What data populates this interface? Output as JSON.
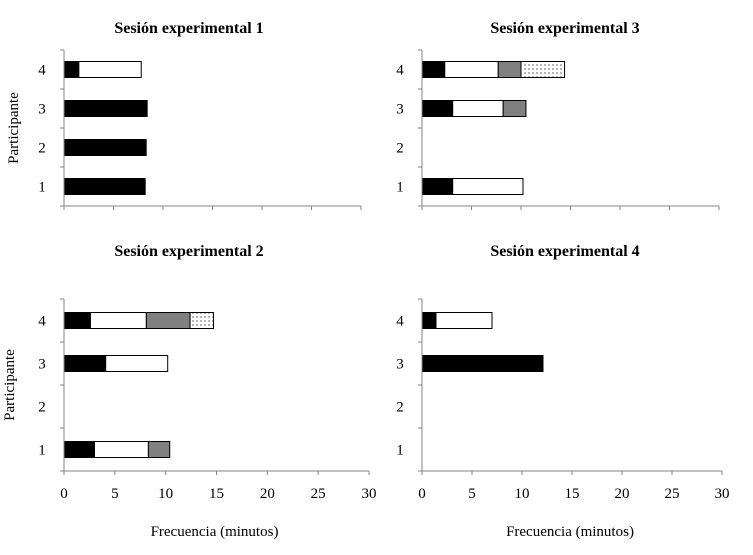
{
  "chart_data": [
    {
      "type": "bar",
      "orientation": "horizontal",
      "stacked": true,
      "title": "Sesión experimental 1",
      "ylabel": "Participante",
      "xlabel": "",
      "categories": [
        "1",
        "2",
        "3",
        "4"
      ],
      "xlim": [
        0,
        30
      ],
      "x_tick_labels": [],
      "series": [
        {
          "fill": "solid-black",
          "values": [
            8.2,
            8.3,
            8.4,
            1.5
          ]
        },
        {
          "fill": "white",
          "values": [
            0,
            0,
            0,
            6.3
          ]
        },
        {
          "fill": "gray",
          "values": [
            0,
            0,
            0,
            0
          ]
        },
        {
          "fill": "dotted",
          "values": [
            0,
            0,
            0,
            0
          ]
        }
      ]
    },
    {
      "type": "bar",
      "orientation": "horizontal",
      "stacked": true,
      "title": "Sesión experimental 3",
      "ylabel": "",
      "xlabel": "",
      "categories": [
        "1",
        "2",
        "3",
        "4"
      ],
      "xlim": [
        0,
        30
      ],
      "x_tick_labels": [],
      "series": [
        {
          "fill": "solid-black",
          "values": [
            3.1,
            0,
            3.1,
            2.3
          ]
        },
        {
          "fill": "white",
          "values": [
            7.1,
            0,
            5.1,
            5.4
          ]
        },
        {
          "fill": "gray",
          "values": [
            0,
            0,
            2.3,
            2.3
          ]
        },
        {
          "fill": "dotted",
          "values": [
            0,
            0,
            0,
            4.4
          ]
        }
      ]
    },
    {
      "type": "bar",
      "orientation": "horizontal",
      "stacked": true,
      "title": "Sesión experimental 2",
      "ylabel": "Participante",
      "xlabel": "Frecuencia (minutos)",
      "categories": [
        "1",
        "2",
        "3",
        "4"
      ],
      "xlim": [
        0,
        30
      ],
      "x_tick_labels": [
        "0",
        "5",
        "10",
        "15",
        "20",
        "25",
        "30"
      ],
      "series": [
        {
          "fill": "solid-black",
          "values": [
            3.0,
            0,
            4.1,
            2.6
          ]
        },
        {
          "fill": "white",
          "values": [
            5.3,
            0,
            6.1,
            5.5
          ]
        },
        {
          "fill": "gray",
          "values": [
            2.1,
            0,
            0,
            4.3
          ]
        },
        {
          "fill": "dotted",
          "values": [
            0,
            0,
            0,
            2.3
          ]
        }
      ]
    },
    {
      "type": "bar",
      "orientation": "horizontal",
      "stacked": true,
      "title": "Sesión experimental 4",
      "ylabel": "",
      "xlabel": "Frecuencia (minutos)",
      "categories": [
        "1",
        "2",
        "3",
        "4"
      ],
      "xlim": [
        0,
        30
      ],
      "x_tick_labels": [
        "0",
        "5",
        "10",
        "15",
        "20",
        "25",
        "30"
      ],
      "series": [
        {
          "fill": "solid-black",
          "values": [
            0,
            0,
            12.1,
            1.4
          ]
        },
        {
          "fill": "white",
          "values": [
            0,
            0,
            0,
            5.6
          ]
        },
        {
          "fill": "gray",
          "values": [
            0,
            0,
            0,
            0
          ]
        },
        {
          "fill": "dotted",
          "values": [
            0,
            0,
            0,
            0
          ]
        }
      ]
    }
  ],
  "colors": {
    "solid-black": "#000000",
    "white": "#ffffff",
    "gray": "#808080",
    "dotted": "#ffffff",
    "axis": "#868686"
  }
}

▸ **AIM**:
Leave out the pictures and print each record exactly as it stands.

▸ **SOLVED PROBLEM**:
What data populates this interface? Output as JSON.
{
  "chart_data": [
    {
      "type": "bar",
      "orientation": "horizontal",
      "stacked": true,
      "title": "Sesión experimental 1",
      "ylabel": "Participante",
      "xlabel": "",
      "categories": [
        "1",
        "2",
        "3",
        "4"
      ],
      "xlim": [
        0,
        30
      ],
      "x_tick_labels": [],
      "series": [
        {
          "fill": "solid-black",
          "values": [
            8.2,
            8.3,
            8.4,
            1.5
          ]
        },
        {
          "fill": "white",
          "values": [
            0,
            0,
            0,
            6.3
          ]
        },
        {
          "fill": "gray",
          "values": [
            0,
            0,
            0,
            0
          ]
        },
        {
          "fill": "dotted",
          "values": [
            0,
            0,
            0,
            0
          ]
        }
      ]
    },
    {
      "type": "bar",
      "orientation": "horizontal",
      "stacked": true,
      "title": "Sesión experimental 3",
      "ylabel": "",
      "xlabel": "",
      "categories": [
        "1",
        "2",
        "3",
        "4"
      ],
      "xlim": [
        0,
        30
      ],
      "x_tick_labels": [],
      "series": [
        {
          "fill": "solid-black",
          "values": [
            3.1,
            0,
            3.1,
            2.3
          ]
        },
        {
          "fill": "white",
          "values": [
            7.1,
            0,
            5.1,
            5.4
          ]
        },
        {
          "fill": "gray",
          "values": [
            0,
            0,
            2.3,
            2.3
          ]
        },
        {
          "fill": "dotted",
          "values": [
            0,
            0,
            0,
            4.4
          ]
        }
      ]
    },
    {
      "type": "bar",
      "orientation": "horizontal",
      "stacked": true,
      "title": "Sesión experimental 2",
      "ylabel": "Participante",
      "xlabel": "Frecuencia (minutos)",
      "categories": [
        "1",
        "2",
        "3",
        "4"
      ],
      "xlim": [
        0,
        30
      ],
      "x_tick_labels": [
        "0",
        "5",
        "10",
        "15",
        "20",
        "25",
        "30"
      ],
      "series": [
        {
          "fill": "solid-black",
          "values": [
            3.0,
            0,
            4.1,
            2.6
          ]
        },
        {
          "fill": "white",
          "values": [
            5.3,
            0,
            6.1,
            5.5
          ]
        },
        {
          "fill": "gray",
          "values": [
            2.1,
            0,
            0,
            4.3
          ]
        },
        {
          "fill": "dotted",
          "values": [
            0,
            0,
            0,
            2.3
          ]
        }
      ]
    },
    {
      "type": "bar",
      "orientation": "horizontal",
      "stacked": true,
      "title": "Sesión experimental 4",
      "ylabel": "",
      "xlabel": "Frecuencia (minutos)",
      "categories": [
        "1",
        "2",
        "3",
        "4"
      ],
      "xlim": [
        0,
        30
      ],
      "x_tick_labels": [
        "0",
        "5",
        "10",
        "15",
        "20",
        "25",
        "30"
      ],
      "series": [
        {
          "fill": "solid-black",
          "values": [
            0,
            0,
            12.1,
            1.4
          ]
        },
        {
          "fill": "white",
          "values": [
            0,
            0,
            0,
            5.6
          ]
        },
        {
          "fill": "gray",
          "values": [
            0,
            0,
            0,
            0
          ]
        },
        {
          "fill": "dotted",
          "values": [
            0,
            0,
            0,
            0
          ]
        }
      ]
    }
  ],
  "colors": {
    "solid-black": "#000000",
    "white": "#ffffff",
    "gray": "#808080",
    "dotted": "#ffffff",
    "axis": "#868686"
  }
}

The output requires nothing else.